[Given instruction]
Select each line where the word "about" appears.

[Raw data]
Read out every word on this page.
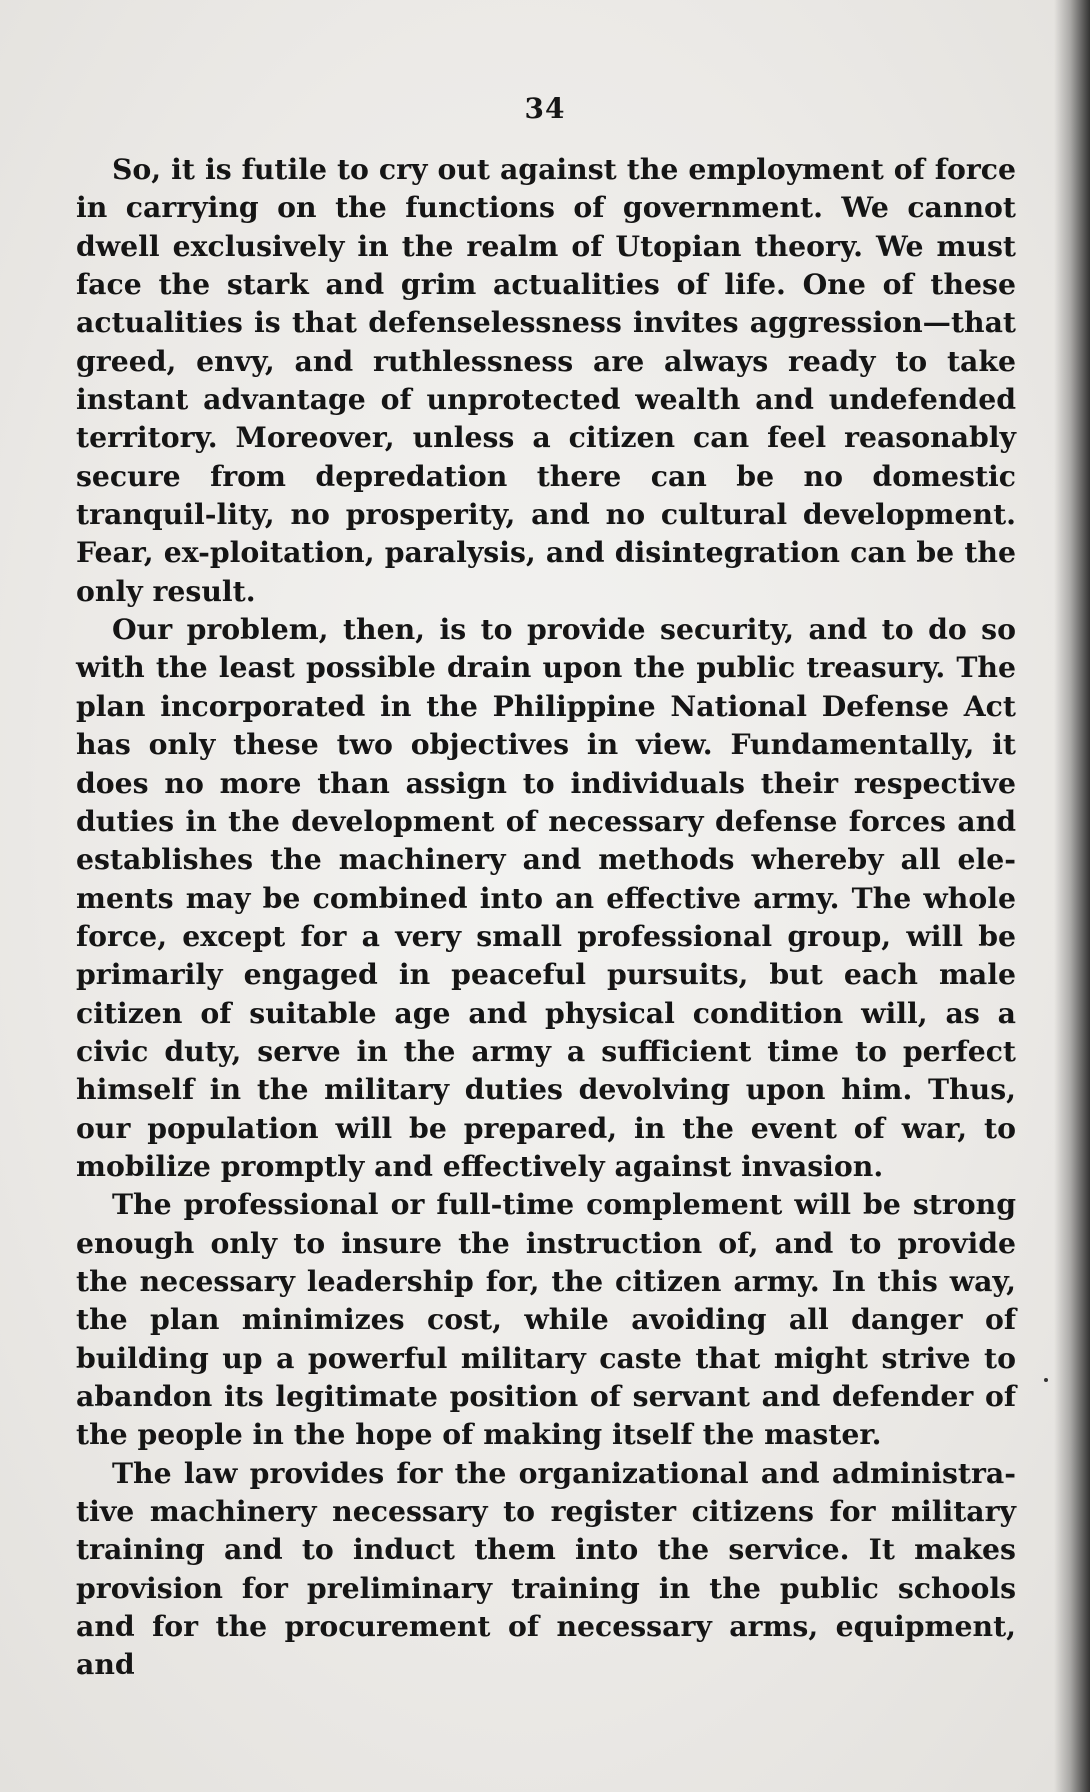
34

So, it is futile to cry out against the employment of force in carrying on the functions of government. We cannot dwell exclusively in the realm of Utopian theory. We must face the stark and grim actualities of life. One of these actualities is that defenselessness invites aggression—that greed, envy, and ruthlessness are always ready to take instant advantage of unprotected wealth and undefended territory. Moreover, unless a citizen can feel reasonably secure from depredation there can be no domestic tranquil-lity, no prosperity, and no cultural development. Fear, ex-ploitation, paralysis, and disintegration can be the only result.

Our problem, then, is to provide security, and to do so with the least possible drain upon the public treasury. The plan incorporated in the Philippine National Defense Act has only these two objectives in view. Fundamentally, it does no more than assign to individuals their respective duties in the development of necessary defense forces and establishes the machinery and methods whereby all ele-ments may be combined into an effective army. The whole force, except for a very small professional group, will be primarily engaged in peaceful pursuits, but each male citizen of suitable age and physical condition will, as a civic duty, serve in the army a sufficient time to perfect himself in the military duties devolving upon him. Thus, our population will be prepared, in the event of war, to mobilize promptly and effectively against invasion.

The professional or full-time complement will be strong enough only to insure the instruction of, and to provide the necessary leadership for, the citizen army. In this way, the plan minimizes cost, while avoiding all danger of building up a powerful military caste that might strive to abandon its legitimate position of servant and defender of the people in the hope of making itself the master.

The law provides for the organizational and administra-tive machinery necessary to register citizens for military training and to induct them into the service. It makes provision for preliminary training in the public schools and for the procurement of necessary arms, equipment, and
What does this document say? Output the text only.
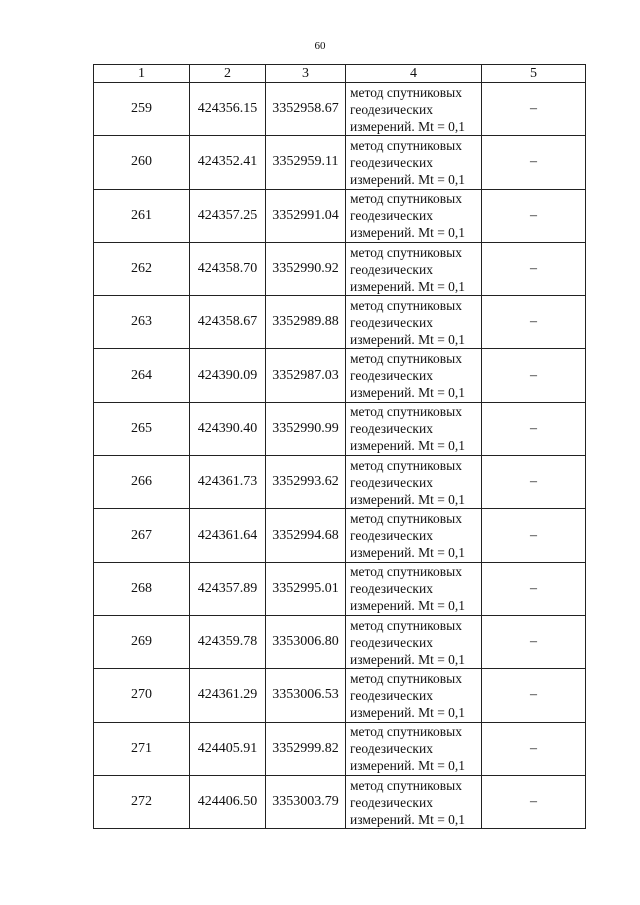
60
1	2	3	4	5
259	424356.15	3352958.67	метод спутниковых
геодезических
измерений. Mt = 0,1	–
260	424352.41	3352959.11	метод спутниковых
геодезических
измерений. Mt = 0,1	–
261	424357.25	3352991.04	метод спутниковых
геодезических
измерений. Mt = 0,1	–
262	424358.70	3352990.92	метод спутниковых
геодезических
измерений. Mt = 0,1	–
263	424358.67	3352989.88	метод спутниковых
геодезических
измерений. Mt = 0,1	–
264	424390.09	3352987.03	метод спутниковых
геодезических
измерений. Mt = 0,1	–
265	424390.40	3352990.99	метод спутниковых
геодезических
измерений. Mt = 0,1	–
266	424361.73	3352993.62	метод спутниковых
геодезических
измерений. Mt = 0,1	–
267	424361.64	3352994.68	метод спутниковых
геодезических
измерений. Mt = 0,1	–
268	424357.89	3352995.01	метод спутниковых
геодезических
измерений. Mt = 0,1	–
269	424359.78	3353006.80	метод спутниковых
геодезических
измерений. Mt = 0,1	–
270	424361.29	3353006.53	метод спутниковых
геодезических
измерений. Mt = 0,1	–
271	424405.91	3352999.82	метод спутниковых
геодезических
измерений. Mt = 0,1	–
272	424406.50	3353003.79	метод спутниковых
геодезических
измерений. Mt = 0,1	–
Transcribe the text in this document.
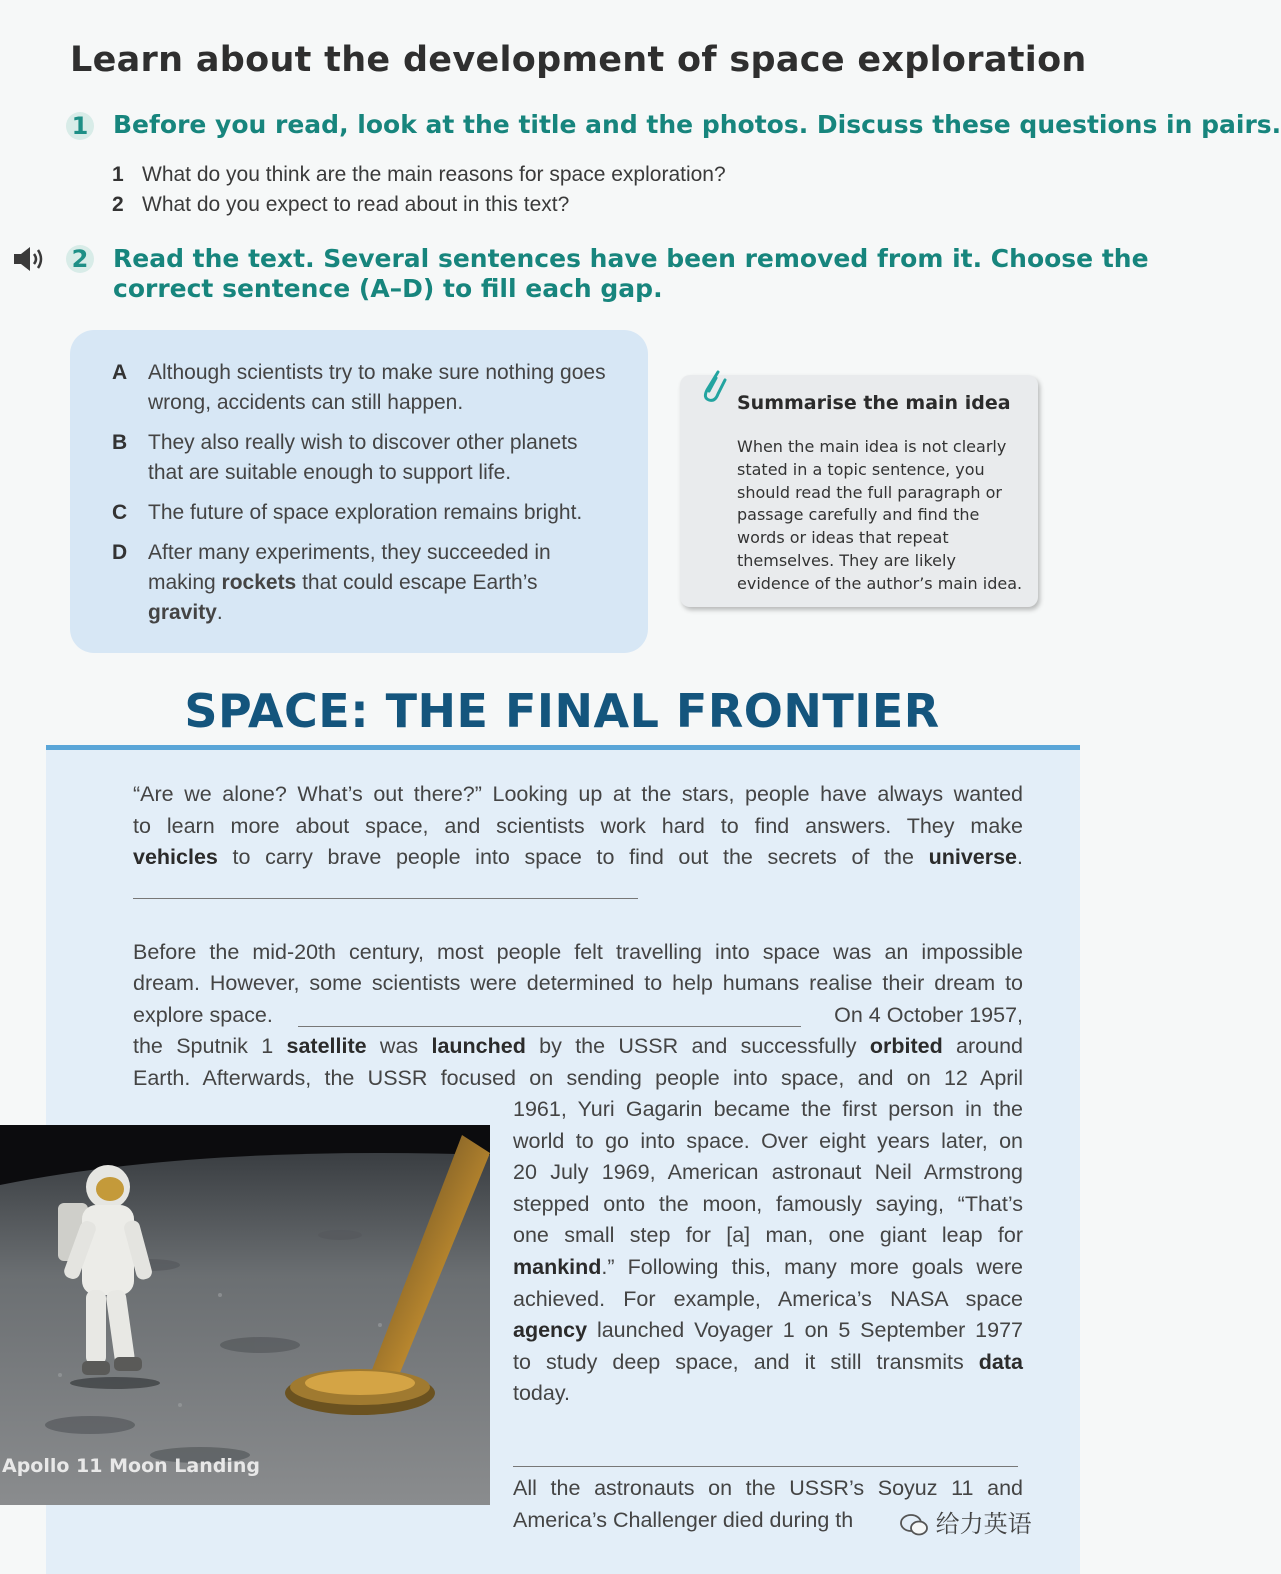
Learn about the development of space exploration
1 Before you read, look at the title and the photos. Discuss these questions in pairs.
1 What do you think are the main reasons for space exploration?
2 What do you expect to read about in this text?
2 Read the text. Several sentences have been removed from it. Choose the
correct sentence (A–D) to fill each gap.
A Although scientists try to make sure nothing goes wrong, accidents can still happen.
B They also really wish to discover other planets that are suitable enough to support life.
C The future of space exploration remains bright.
D After many experiments, they succeeded in making rockets that could escape Earth’s gravity.
Summarise the main idea
When the main idea is not clearly stated in a topic sentence, you should read the full paragraph or passage carefully and find the words or ideas that repeat themselves. They are likely evidence of the author’s main idea.
SPACE: THE FINAL FRONTIER
“Are we alone? What’s out there?” Looking up at the stars, people have always wanted
to learn more about space, and scientists work hard to find answers. They make
vehicles to carry brave people into space to find out the secrets of the universe.
Before the mid-20th century, most people felt travelling into space was an impossible
dream. However, some scientists were determined to help humans realise their dream to
explore space.	On 4 October 1957,
the Sputnik 1 satellite was launched by the USSR and successfully orbited around
Earth. Afterwards, the USSR focused on sending people into space, and on 12 April
1961, Yuri Gagarin became the first person in the
world to go into space. Over eight years later, on
20 July 1969, American astronaut Neil Armstrong
stepped onto the moon, famously saying, “That’s
one small step for [a] man, one giant leap for
mankind.” Following this, many more goals were
achieved. For example, America’s NASA space
agency launched Voyager 1 on 5 September 1977
to study deep space, and it still transmits data
today.
All the astronauts on the USSR’s Soyuz 11 and
America’s Challenger died during th
Apollo 11 Moon Landing
给力英语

[Result for this exercise]
Learn about the development of space exploration
2 What do you expect to read about in this text?
to learn more about space, and scientists work hard to find answers. They make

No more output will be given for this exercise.